» Given instruction: Using the data below, gather each line that includes the word "blower".

-=-=-

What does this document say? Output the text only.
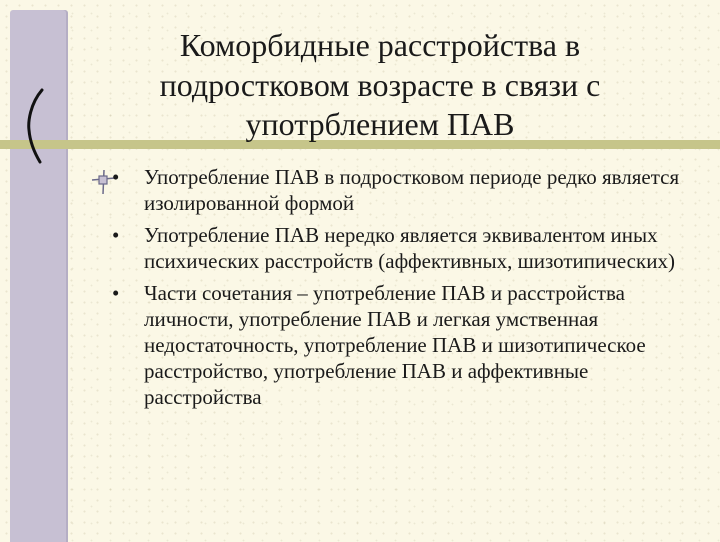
Коморбидные расстройства в подростковом возрасте в связи с употрблением ПАВ
•	Употребление ПАВ в подростковом периоде редко является изолированной формой
•	Употребление ПАВ нередко является эквивалентом иных психических расстройств (аффективных, шизотипических)
•	Части сочетания – употребление ПАВ и расстройства личности, употребление ПАВ и легкая умственная недостаточность, употребление ПАВ и шизотипическое расстройство, употребление ПАВ и аффективные расстройства
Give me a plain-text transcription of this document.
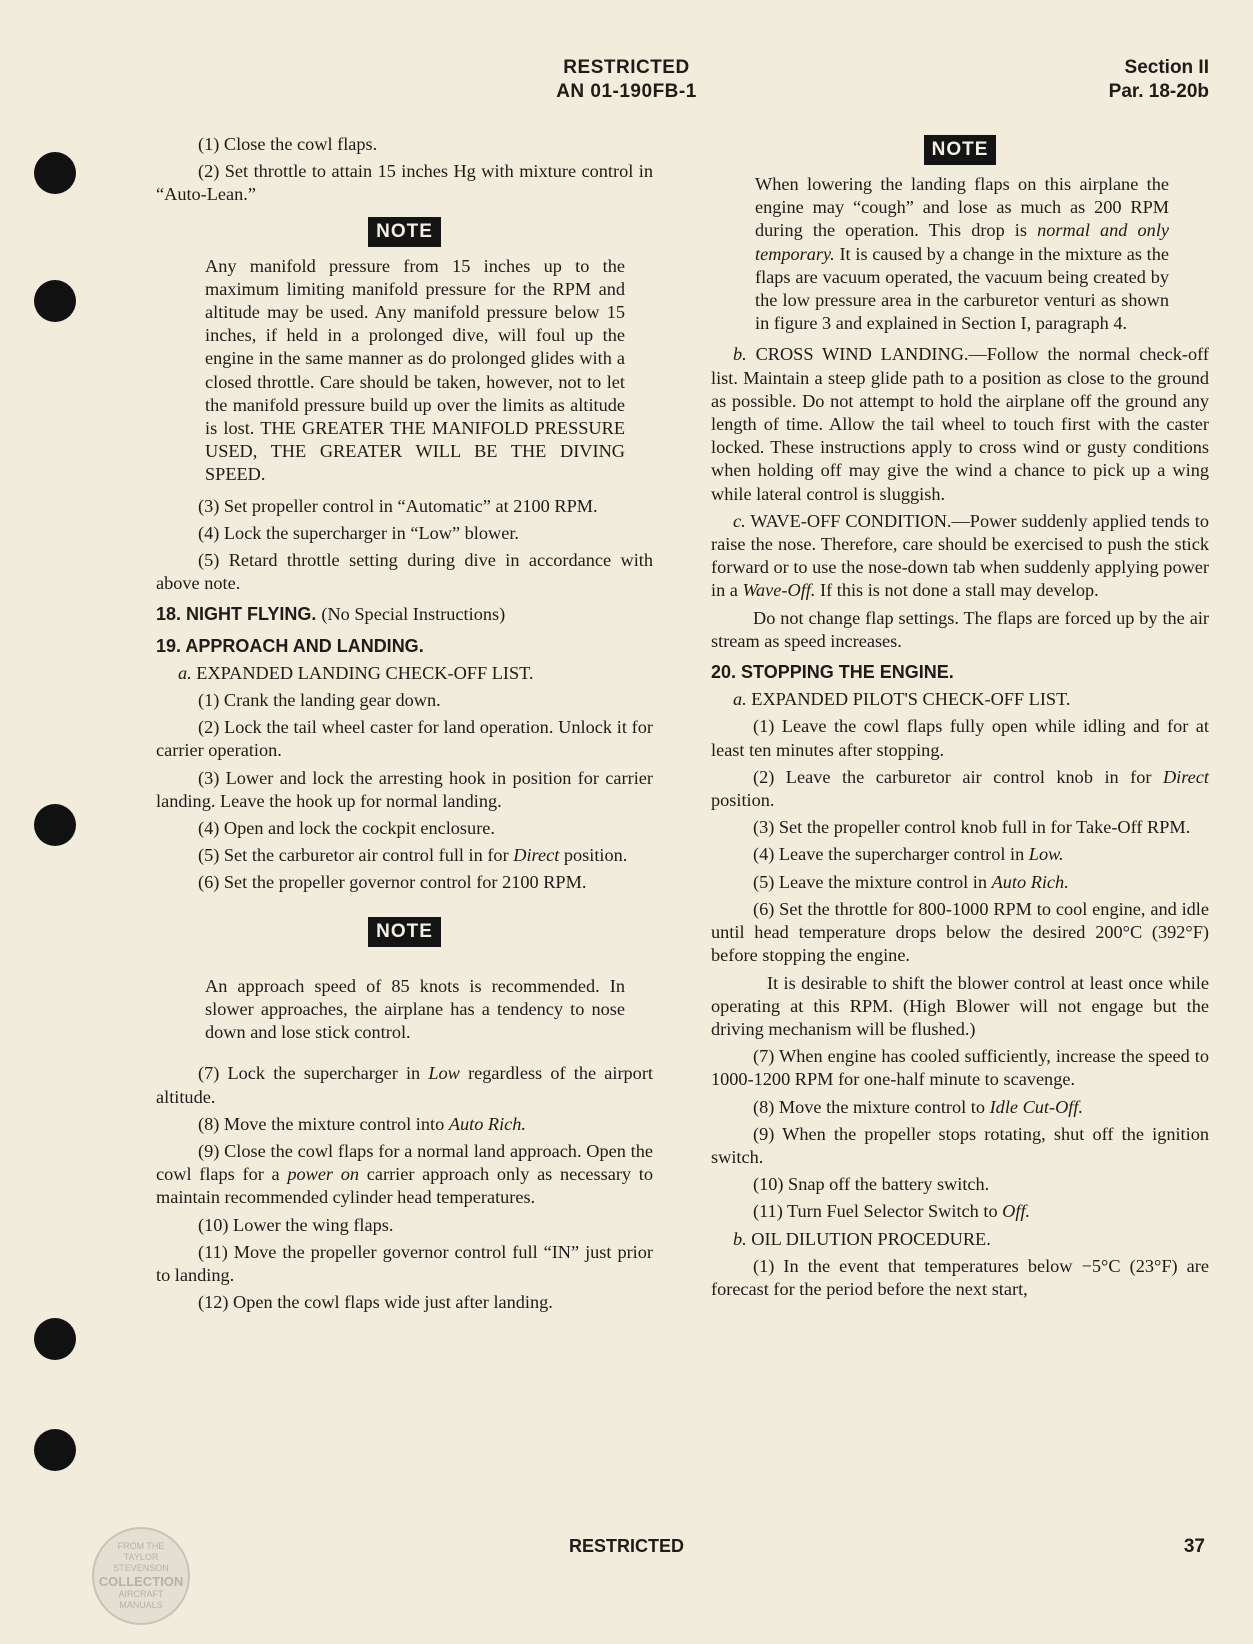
RESTRICTED
AN 01-190FB-1
Section II
Par. 18-20b

(1) Close the cowl flaps.

(2) Set throttle to attain 15 inches Hg with mixture control in “Auto-Lean.”

NOTE

Any manifold pressure from 15 inches up to the maximum limiting manifold pressure for the RPM and altitude may be used. Any manifold pressure below 15 inches, if held in a prolonged dive, will foul up the engine in the same manner as do prolonged glides with a closed throttle. Care should be taken, however, not to let the manifold pressure build up over the limits as altitude is lost. THE GREATER THE MANIFOLD PRESSURE USED, THE GREATER WILL BE THE DIVING SPEED.

(3) Set propeller control in “Automatic” at 2100 RPM.

(4) Lock the supercharger in “Low” blower.

(5) Retard throttle setting during dive in accordance with above note.

18. NIGHT FLYING. (No Special Instructions)
19. APPROACH AND LANDING.

a. EXPANDED LANDING CHECK-OFF LIST.

(1) Crank the landing gear down.

(2) Lock the tail wheel caster for land operation. Unlock it for carrier operation.

(3) Lower and lock the arresting hook in position for carrier landing. Leave the hook up for normal landing.

(4) Open and lock the cockpit enclosure.

(5) Set the carburetor air control full in for Direct position.

(6) Set the propeller governor control for 2100 RPM.

NOTE

An approach speed of 85 knots is recommended. In slower approaches, the airplane has a tendency to nose down and lose stick control.

(7) Lock the supercharger in Low regardless of the airport altitude.

(8) Move the mixture control into Auto Rich.

(9) Close the cowl flaps for a normal land approach. Open the cowl flaps for a power on carrier approach only as necessary to maintain recommended cylinder head temperatures.

(10) Lower the wing flaps.

(11) Move the propeller governor control full “IN” just prior to landing.

(12) Open the cowl flaps wide just after landing.

NOTE

When lowering the landing flaps on this airplane the engine may “cough” and lose as much as 200 RPM during the operation. This drop is normal and only temporary. It is caused by a change in the mixture as the flaps are vacuum operated, the vacuum being created by the low pressure area in the carburetor venturi as shown in figure 3 and explained in Section I, paragraph 4.

b. CROSS WIND LANDING.—Follow the normal check-off list. Maintain a steep glide path to a position as close to the ground as possible. Do not attempt to hold the airplane off the ground any length of time. Allow the tail wheel to touch first with the caster locked. These instructions apply to cross wind or gusty conditions when holding off may give the wind a chance to pick up a wing while lateral control is sluggish.

c. WAVE-OFF CONDITION.—Power suddenly applied tends to raise the nose. Therefore, care should be exercised to push the stick forward or to use the nose-down tab when suddenly applying power in a Wave-Off. If this is not done a stall may develop.

Do not change flap settings. The flaps are forced up by the air stream as speed increases.

20. STOPPING THE ENGINE.

a. EXPANDED PILOT'S CHECK-OFF LIST.

(1) Leave the cowl flaps fully open while idling and for at least ten minutes after stopping.

(2) Leave the carburetor air control knob in for Direct position.

(3) Set the propeller control knob full in for Take-Off RPM.

(4) Leave the supercharger control in Low.

(5) Leave the mixture control in Auto Rich.

(6) Set the throttle for 800-1000 RPM to cool engine, and idle until head temperature drops below the desired 200°C (392°F) before stopping the engine.

It is desirable to shift the blower control at least once while operating at this RPM. (High Blower will not engage but the driving mechanism will be flushed.)

(7) When engine has cooled sufficiently, increase the speed to 1000-1200 RPM for one-half minute to scavenge.

(8) Move the mixture control to Idle Cut-Off.

(9) When the propeller stops rotating, shut off the ignition switch.

(10) Snap off the battery switch.

(11) Turn Fuel Selector Switch to Off.

b. OIL DILUTION PROCEDURE.

(1) In the event that temperatures below −5°C (23°F) are forecast for the period before the next start,

RESTRICTED	37
FROM THE
TAYLOR
STEVENSON
COLLECTION
AIRCRAFT
MANUALS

-=-=-

» Written response:
(4) Lock the supercharger in “Low” blower.
It is desirable to shift the blower control at least once while operating at this RPM. (High Blower will not engage but the driving mechanism will be flushed.)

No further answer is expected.